**What you should do:** Return each line that holds the word "SERIES".

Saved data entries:

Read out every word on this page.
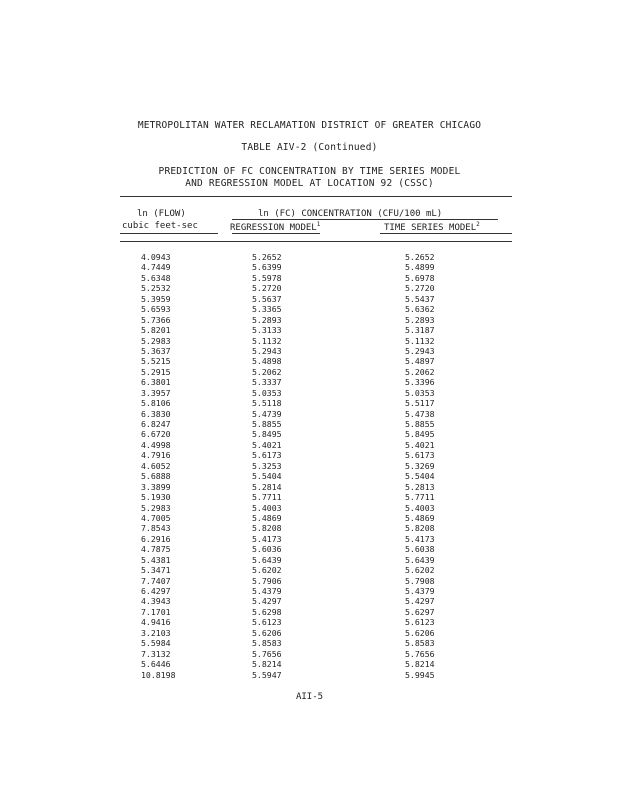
METROPOLITAN WATER RECLAMATION DISTRICT OF GREATER CHICAGO
TABLE AIV-2 (Continued)
PREDICTION OF FC CONCENTRATION BY TIME SERIES MODEL
AND REGRESSION MODEL AT LOCATION 92 (CSSC)
ln (FLOW)
cubic feet-sec
ln (FC) CONCENTRATION (CFU/100 mL)
REGRESSION MODEL$^1$	TIME SERIES MODEL$^2$
4.0943	5.2652	5.2652
4.7449	5.6399	5.4899
5.6348	5.5978	5.6978
5.2532	5.2720	5.2720
5.3959	5.5637	5.5437
5.6593	5.3365	5.6362
5.7366	5.2893	5.2893
5.8201	5.3133	5.3187
5.2983	5.1132	5.1132
5.3637	5.2943	5.2943
5.5215	5.4898	5.4897
5.2915	5.2062	5.2062
6.3801	5.3337	5.3396
3.3957	5.0353	5.0353
5.8106	5.5118	5.5117
6.3830	5.4739	5.4738
6.8247	5.8855	5.8855
6.6720	5.8495	5.8495
4.4998	5.4021	5.4021
4.7916	5.6173	5.6173
4.6052	5.3253	5.3269
5.6888	5.5404	5.5404
3.3899	5.2814	5.2813
5.1930	5.7711	5.7711
5.2983	5.4003	5.4003
4.7005	5.4869	5.4869
7.8543	5.8208	5.8208
6.2916	5.4173	5.4173
4.7875	5.6036	5.6038
5.4381	5.6439	5.6439
5.3471	5.6202	5.6202
7.7407	5.7906	5.7908
6.4297	5.4379	5.4379
4.3943	5.4297	5.4297
7.1701	5.6298	5.6297
4.9416	5.6123	5.6123
3.2103	5.6206	5.6206
5.5984	5.8583	5.8583
7.3132	5.7656	5.7656
5.6446	5.8214	5.8214
10.8198	5.5947	5.9945
AII-5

**Written reply:**
PREDICTION OF FC CONCENTRATION BY TIME SERIES MODEL
REGRESSION MODEL$^1$	TIME SERIES MODEL$^2$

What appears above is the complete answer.